* [DIRECTION]:
Each line of the material must be repeated precisely, with the pictures left out.

··· WORKING DATA ···

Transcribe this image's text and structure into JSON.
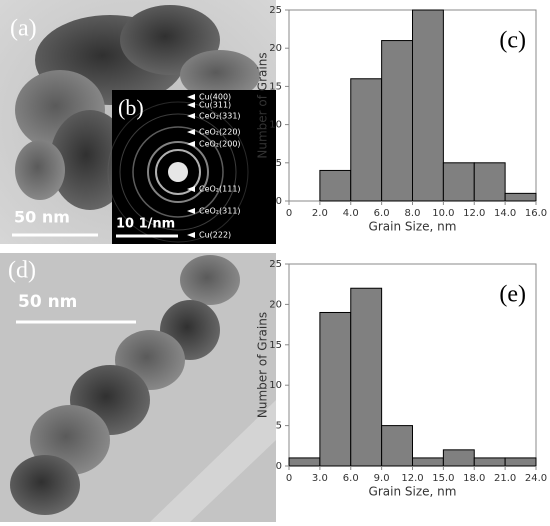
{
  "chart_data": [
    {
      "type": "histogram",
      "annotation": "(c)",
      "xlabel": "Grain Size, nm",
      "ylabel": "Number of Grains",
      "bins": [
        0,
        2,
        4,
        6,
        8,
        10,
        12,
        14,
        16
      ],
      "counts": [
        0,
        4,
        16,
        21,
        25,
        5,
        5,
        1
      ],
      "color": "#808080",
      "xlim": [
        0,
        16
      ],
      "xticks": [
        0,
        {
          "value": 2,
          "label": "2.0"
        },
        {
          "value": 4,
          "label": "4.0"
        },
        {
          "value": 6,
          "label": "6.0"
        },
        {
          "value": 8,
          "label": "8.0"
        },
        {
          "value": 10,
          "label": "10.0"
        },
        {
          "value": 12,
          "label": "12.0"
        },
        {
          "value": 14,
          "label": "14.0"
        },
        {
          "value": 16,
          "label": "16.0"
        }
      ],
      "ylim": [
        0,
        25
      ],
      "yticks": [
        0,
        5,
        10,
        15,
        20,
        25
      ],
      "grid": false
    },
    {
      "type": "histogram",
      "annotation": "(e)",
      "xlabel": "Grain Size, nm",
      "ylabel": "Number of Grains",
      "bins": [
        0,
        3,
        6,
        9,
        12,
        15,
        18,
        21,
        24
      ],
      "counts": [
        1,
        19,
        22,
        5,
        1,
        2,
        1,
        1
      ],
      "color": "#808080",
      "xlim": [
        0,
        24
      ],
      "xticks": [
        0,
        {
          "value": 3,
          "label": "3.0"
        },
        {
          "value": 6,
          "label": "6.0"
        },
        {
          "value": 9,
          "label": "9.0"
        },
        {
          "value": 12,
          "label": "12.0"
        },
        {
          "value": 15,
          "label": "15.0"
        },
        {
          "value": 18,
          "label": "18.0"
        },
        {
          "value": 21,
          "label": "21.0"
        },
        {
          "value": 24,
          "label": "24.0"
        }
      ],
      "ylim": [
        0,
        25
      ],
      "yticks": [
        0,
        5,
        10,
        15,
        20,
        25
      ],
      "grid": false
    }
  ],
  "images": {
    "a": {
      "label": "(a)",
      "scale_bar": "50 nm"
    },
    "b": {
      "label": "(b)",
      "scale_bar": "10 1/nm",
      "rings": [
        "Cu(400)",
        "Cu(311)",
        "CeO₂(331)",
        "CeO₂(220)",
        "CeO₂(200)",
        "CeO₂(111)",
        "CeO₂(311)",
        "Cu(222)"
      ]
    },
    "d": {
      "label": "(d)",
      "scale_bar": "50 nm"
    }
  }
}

···

* [WRITTEN RESPONSE]:
Transcribe this image's text and structure into JSON.
{
  "chart_data": [
    {
      "type": "histogram",
      "annotation": "(c)",
      "xlabel": "Grain Size, nm",
      "ylabel": "Number of Grains",
      "bins": [
        0,
        2,
        4,
        6,
        8,
        10,
        12,
        14,
        16
      ],
      "counts": [
        0,
        4,
        16,
        21,
        25,
        5,
        5,
        1
      ],
      "color": "#808080",
      "xlim": [
        0,
        16
      ],
      "xticks": [
        0,
        {
          "value": 2,
          "label": "2.0"
        },
        {
          "value": 4,
          "label": "4.0"
        },
        {
          "value": 6,
          "label": "6.0"
        },
        {
          "value": 8,
          "label": "8.0"
        },
        {
          "value": 10,
          "label": "10.0"
        },
        {
          "value": 12,
          "label": "12.0"
        },
        {
          "value": 14,
          "label": "14.0"
        },
        {
          "value": 16,
          "label": "16.0"
        }
      ],
      "ylim": [
        0,
        25
      ],
      "yticks": [
        0,
        5,
        10,
        15,
        20,
        25
      ],
      "grid": false
    },
    {
      "type": "histogram",
      "annotation": "(e)",
      "xlabel": "Grain Size, nm",
      "ylabel": "Number of Grains",
      "bins": [
        0,
        3,
        6,
        9,
        12,
        15,
        18,
        21,
        24
      ],
      "counts": [
        1,
        19,
        22,
        5,
        1,
        2,
        1,
        1
      ],
      "color": "#808080",
      "xlim": [
        0,
        24
      ],
      "xticks": [
        0,
        {
          "value": 3,
          "label": "3.0"
        },
        {
          "value": 6,
          "label": "6.0"
        },
        {
          "value": 9,
          "label": "9.0"
        },
        {
          "value": 12,
          "label": "12.0"
        },
        {
          "value": 15,
          "label": "15.0"
        },
        {
          "value": 18,
          "label": "18.0"
        },
        {
          "value": 21,
          "label": "21.0"
        },
        {
          "value": 24,
          "label": "24.0"
        }
      ],
      "ylim": [
        0,
        25
      ],
      "yticks": [
        0,
        5,
        10,
        15,
        20,
        25
      ],
      "grid": false
    }
  ],
  "images": {
    "a": {
      "label": "(a)",
      "scale_bar": "50 nm"
    },
    "b": {
      "label": "(b)",
      "scale_bar": "10 1/nm",
      "rings": [
        "Cu(400)",
        "Cu(311)",
        "CeO₂(331)",
        "CeO₂(220)",
        "CeO₂(200)",
        "CeO₂(111)",
        "CeO₂(311)",
        "Cu(222)"
      ]
    },
    "d": {
      "label": "(d)",
      "scale_bar": "50 nm"
    }
  }
}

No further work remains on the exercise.